Write out the entries, please, from the line containing "Transcribe the text in this document." through their final line, exactly and with nothing else.

* start Source material *

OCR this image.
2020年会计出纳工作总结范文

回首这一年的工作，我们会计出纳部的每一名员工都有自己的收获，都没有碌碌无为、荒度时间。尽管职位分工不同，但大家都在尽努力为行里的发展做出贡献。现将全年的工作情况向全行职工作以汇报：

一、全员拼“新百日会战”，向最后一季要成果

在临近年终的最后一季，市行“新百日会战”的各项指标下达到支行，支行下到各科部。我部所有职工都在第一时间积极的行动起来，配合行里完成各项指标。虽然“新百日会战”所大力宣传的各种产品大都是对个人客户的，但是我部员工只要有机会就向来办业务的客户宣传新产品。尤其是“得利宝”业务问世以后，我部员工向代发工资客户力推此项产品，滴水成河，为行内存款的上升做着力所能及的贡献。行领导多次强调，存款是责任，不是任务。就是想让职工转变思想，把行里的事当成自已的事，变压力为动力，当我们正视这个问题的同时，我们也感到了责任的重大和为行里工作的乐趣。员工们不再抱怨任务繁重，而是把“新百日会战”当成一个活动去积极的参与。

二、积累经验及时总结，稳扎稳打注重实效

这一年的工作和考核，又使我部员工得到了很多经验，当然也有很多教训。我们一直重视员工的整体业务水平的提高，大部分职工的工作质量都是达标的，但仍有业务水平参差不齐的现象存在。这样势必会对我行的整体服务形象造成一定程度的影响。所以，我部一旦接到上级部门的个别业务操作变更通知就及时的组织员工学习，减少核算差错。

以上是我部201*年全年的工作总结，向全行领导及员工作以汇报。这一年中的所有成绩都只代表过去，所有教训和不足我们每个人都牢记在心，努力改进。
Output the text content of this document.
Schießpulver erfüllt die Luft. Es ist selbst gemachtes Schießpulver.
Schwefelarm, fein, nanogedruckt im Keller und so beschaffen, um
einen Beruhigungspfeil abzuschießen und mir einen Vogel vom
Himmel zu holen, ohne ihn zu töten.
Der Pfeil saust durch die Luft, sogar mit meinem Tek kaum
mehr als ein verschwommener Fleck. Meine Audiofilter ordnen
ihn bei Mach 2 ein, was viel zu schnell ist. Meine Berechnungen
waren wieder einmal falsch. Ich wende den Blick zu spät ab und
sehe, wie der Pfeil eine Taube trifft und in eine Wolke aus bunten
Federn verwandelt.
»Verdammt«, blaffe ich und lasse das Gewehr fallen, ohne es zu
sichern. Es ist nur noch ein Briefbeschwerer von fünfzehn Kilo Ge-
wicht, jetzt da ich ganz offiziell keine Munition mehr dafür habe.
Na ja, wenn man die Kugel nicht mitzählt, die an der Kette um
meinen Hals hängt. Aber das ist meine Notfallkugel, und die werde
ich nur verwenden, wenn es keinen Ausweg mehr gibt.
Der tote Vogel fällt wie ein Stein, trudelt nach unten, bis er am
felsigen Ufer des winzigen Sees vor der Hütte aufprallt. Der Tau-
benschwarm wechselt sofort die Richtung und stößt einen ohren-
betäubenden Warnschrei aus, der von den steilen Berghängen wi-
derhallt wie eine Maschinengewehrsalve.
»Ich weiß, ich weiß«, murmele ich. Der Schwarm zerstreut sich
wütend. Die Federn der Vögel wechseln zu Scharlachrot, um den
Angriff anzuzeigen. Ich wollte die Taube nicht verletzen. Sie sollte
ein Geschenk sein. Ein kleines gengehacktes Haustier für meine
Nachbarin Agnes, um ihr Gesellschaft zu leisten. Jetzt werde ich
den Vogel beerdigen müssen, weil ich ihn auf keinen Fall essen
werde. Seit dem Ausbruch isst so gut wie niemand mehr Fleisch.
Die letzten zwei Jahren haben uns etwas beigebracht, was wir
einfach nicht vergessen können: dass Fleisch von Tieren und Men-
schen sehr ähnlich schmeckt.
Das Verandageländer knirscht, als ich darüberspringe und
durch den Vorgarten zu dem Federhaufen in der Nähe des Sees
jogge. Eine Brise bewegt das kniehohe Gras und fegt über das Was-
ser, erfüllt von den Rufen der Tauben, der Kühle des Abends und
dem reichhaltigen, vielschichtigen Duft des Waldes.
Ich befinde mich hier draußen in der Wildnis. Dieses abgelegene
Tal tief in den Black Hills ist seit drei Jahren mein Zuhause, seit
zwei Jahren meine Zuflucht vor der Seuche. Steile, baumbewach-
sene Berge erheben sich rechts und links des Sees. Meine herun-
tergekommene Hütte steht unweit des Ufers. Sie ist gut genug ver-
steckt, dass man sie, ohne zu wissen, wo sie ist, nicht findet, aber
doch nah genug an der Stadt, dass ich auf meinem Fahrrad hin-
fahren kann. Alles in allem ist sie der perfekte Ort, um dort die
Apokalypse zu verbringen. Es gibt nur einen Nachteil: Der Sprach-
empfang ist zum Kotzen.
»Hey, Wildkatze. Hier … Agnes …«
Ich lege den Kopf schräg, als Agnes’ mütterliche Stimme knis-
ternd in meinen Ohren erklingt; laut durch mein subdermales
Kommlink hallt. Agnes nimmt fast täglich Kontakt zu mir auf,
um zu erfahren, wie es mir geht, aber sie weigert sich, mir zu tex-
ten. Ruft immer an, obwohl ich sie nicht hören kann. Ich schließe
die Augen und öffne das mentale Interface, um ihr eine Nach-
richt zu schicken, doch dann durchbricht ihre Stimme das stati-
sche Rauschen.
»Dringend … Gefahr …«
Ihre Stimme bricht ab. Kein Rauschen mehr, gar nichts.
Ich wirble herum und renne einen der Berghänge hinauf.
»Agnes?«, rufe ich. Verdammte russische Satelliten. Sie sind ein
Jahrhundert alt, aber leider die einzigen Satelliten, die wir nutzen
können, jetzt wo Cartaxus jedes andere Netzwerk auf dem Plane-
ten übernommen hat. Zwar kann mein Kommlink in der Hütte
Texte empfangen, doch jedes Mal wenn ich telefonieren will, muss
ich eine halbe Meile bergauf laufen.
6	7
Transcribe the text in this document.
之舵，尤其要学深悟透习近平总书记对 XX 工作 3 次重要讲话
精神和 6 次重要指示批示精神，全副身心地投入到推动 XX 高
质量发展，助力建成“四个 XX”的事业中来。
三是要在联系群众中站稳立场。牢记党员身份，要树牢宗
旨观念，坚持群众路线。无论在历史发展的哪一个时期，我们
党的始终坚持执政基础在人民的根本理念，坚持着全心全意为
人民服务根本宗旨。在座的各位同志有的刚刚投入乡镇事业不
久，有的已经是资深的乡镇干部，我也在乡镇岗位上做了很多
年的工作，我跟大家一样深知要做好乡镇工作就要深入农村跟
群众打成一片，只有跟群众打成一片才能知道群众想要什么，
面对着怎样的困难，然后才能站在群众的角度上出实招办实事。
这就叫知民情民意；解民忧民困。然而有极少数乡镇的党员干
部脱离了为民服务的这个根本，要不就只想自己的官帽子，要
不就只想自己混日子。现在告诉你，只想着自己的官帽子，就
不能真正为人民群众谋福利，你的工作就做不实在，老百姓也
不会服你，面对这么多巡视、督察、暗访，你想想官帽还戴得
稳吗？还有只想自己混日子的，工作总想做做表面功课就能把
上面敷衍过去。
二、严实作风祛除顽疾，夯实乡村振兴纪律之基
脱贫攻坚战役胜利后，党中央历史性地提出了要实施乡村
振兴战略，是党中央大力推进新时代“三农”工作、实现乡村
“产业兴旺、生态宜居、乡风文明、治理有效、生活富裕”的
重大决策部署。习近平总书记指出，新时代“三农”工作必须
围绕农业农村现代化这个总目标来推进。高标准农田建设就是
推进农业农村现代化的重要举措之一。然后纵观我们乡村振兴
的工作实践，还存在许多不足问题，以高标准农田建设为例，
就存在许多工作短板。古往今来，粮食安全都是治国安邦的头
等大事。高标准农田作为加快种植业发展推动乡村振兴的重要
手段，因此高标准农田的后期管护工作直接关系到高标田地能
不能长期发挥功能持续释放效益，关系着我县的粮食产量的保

* end Source material *

Written response:
Transcribe the text in this document.
之舵，尤其要学深悟透习近平总书记对 XX 工作 3 次重要讲话
精神和 6 次重要指示批示精神，全副身心地投入到推动 XX 高
质量发展，助力建成“四个 XX”的事业中来。
三是要在联系群众中站稳立场。牢记党员身份，要树牢宗
旨观念，坚持群众路线。无论在历史发展的哪一个时期，我们
党的始终坚持执政基础在人民的根本理念，坚持着全心全意为
人民服务根本宗旨。在座的各位同志有的刚刚投入乡镇事业不
久，有的已经是资深的乡镇干部，我也在乡镇岗位上做了很多
年的工作，我跟大家一样深知要做好乡镇工作就要深入农村跟
群众打成一片，只有跟群众打成一片才能知道群众想要什么，
面对着怎样的困难，然后才能站在群众的角度上出实招办实事。
这就叫知民情民意；解民忧民困。然而有极少数乡镇的党员干
部脱离了为民服务的这个根本，要不就只想自己的官帽子，要
不就只想自己混日子。现在告诉你，只想着自己的官帽子，就
不能真正为人民群众谋福利，你的工作就做不实在，老百姓也
不会服你，面对这么多巡视、督察、暗访，你想想官帽还戴得
稳吗？还有只想自己混日子的，工作总想做做表面功课就能把
上面敷衍过去。
二、严实作风祛除顽疾，夯实乡村振兴纪律之基
脱贫攻坚战役胜利后，党中央历史性地提出了要实施乡村
振兴战略，是党中央大力推进新时代“三农”工作、实现乡村
“产业兴旺、生态宜居、乡风文明、治理有效、生活富裕”的
重大决策部署。习近平总书记指出，新时代“三农”工作必须
围绕农业农村现代化这个总目标来推进。高标准农田建设就是
推进农业农村现代化的重要举措之一。然后纵观我们乡村振兴
的工作实践，还存在许多不足问题，以高标准农田建设为例，
就存在许多工作短板。古往今来，粮食安全都是治国安邦的头
等大事。高标准农田作为加快种植业发展推动乡村振兴的重要
手段，因此高标准农田的后期管护工作直接关系到高标田地能
不能长期发挥功能持续释放效益，关系着我县的粮食产量的保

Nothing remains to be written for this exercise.